• Exercise description: Reproduce all the lines below exactly and omit the images.

Lines of data
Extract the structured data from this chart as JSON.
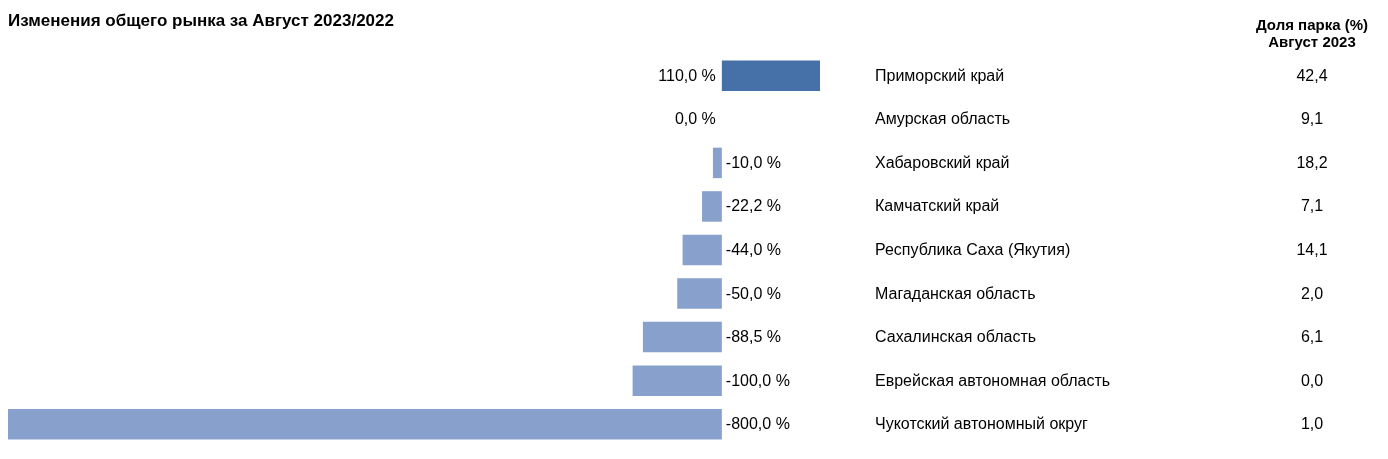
{
  "chart_data": [
    {
      "type": "bar",
      "orientation": "horizontal",
      "title": "Изменения общего рынка за Август 2023/2022",
      "categories": [
        "Приморский край",
        "Амурская область",
        "Хабаровский край",
        "Камчатский край",
        "Республика Саха (Якутия)",
        "Магаданская область",
        "Сахалинская область",
        "Еврейская автономная область",
        "Чукотский автономный округ"
      ],
      "values": [
        110.0,
        0.0,
        -10.0,
        -22.2,
        -44.0,
        -50.0,
        -88.5,
        -100.0,
        -800.0
      ],
      "colors": [
        "#4570a8",
        "#87a1cc",
        "#87a1cc",
        "#87a1cc",
        "#87a1cc",
        "#87a1cc",
        "#87a1cc",
        "#87a1cc",
        "#87a1cc"
      ],
      "value_labels": [
        "110,0 %",
        "0,0 %",
        "-10,0 %",
        "-22,2 %",
        "-44,0 %",
        "-50,0 %",
        "-88,5 %",
        "-100,0 %",
        "-800,0 %"
      ],
      "xlim": [
        -800,
        110
      ]
    },
    {
      "type": "other",
      "title": "Доля парка (%)\nАвгуст 2023",
      "values": [
        42.4,
        9.1,
        18.2,
        7.1,
        14.1,
        2.0,
        6.1,
        0.0,
        1.0
      ],
      "value_labels": [
        "42,4",
        "9,1",
        "18,2",
        "7,1",
        "14,1",
        "2,0",
        "6,1",
        "0,0",
        "1,0"
      ]
    }
  ]
}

• Task result:
Extract the structured data from this chart as JSON.
{
  "chart_data": [
    {
      "type": "bar",
      "orientation": "horizontal",
      "title": "Изменения общего рынка за Август 2023/2022",
      "categories": [
        "Приморский край",
        "Амурская область",
        "Хабаровский край",
        "Камчатский край",
        "Республика Саха (Якутия)",
        "Магаданская область",
        "Сахалинская область",
        "Еврейская автономная область",
        "Чукотский автономный округ"
      ],
      "values": [
        110.0,
        0.0,
        -10.0,
        -22.2,
        -44.0,
        -50.0,
        -88.5,
        -100.0,
        -800.0
      ],
      "colors": [
        "#4570a8",
        "#87a1cc",
        "#87a1cc",
        "#87a1cc",
        "#87a1cc",
        "#87a1cc",
        "#87a1cc",
        "#87a1cc",
        "#87a1cc"
      ],
      "value_labels": [
        "110,0 %",
        "0,0 %",
        "-10,0 %",
        "-22,2 %",
        "-44,0 %",
        "-50,0 %",
        "-88,5 %",
        "-100,0 %",
        "-800,0 %"
      ],
      "xlim": [
        -800,
        110
      ]
    },
    {
      "type": "other",
      "title": "Доля парка (%)\nАвгуст 2023",
      "values": [
        42.4,
        9.1,
        18.2,
        7.1,
        14.1,
        2.0,
        6.1,
        0.0,
        1.0
      ],
      "value_labels": [
        "42,4",
        "9,1",
        "18,2",
        "7,1",
        "14,1",
        "2,0",
        "6,1",
        "0,0",
        "1,0"
      ]
    }
  ]
}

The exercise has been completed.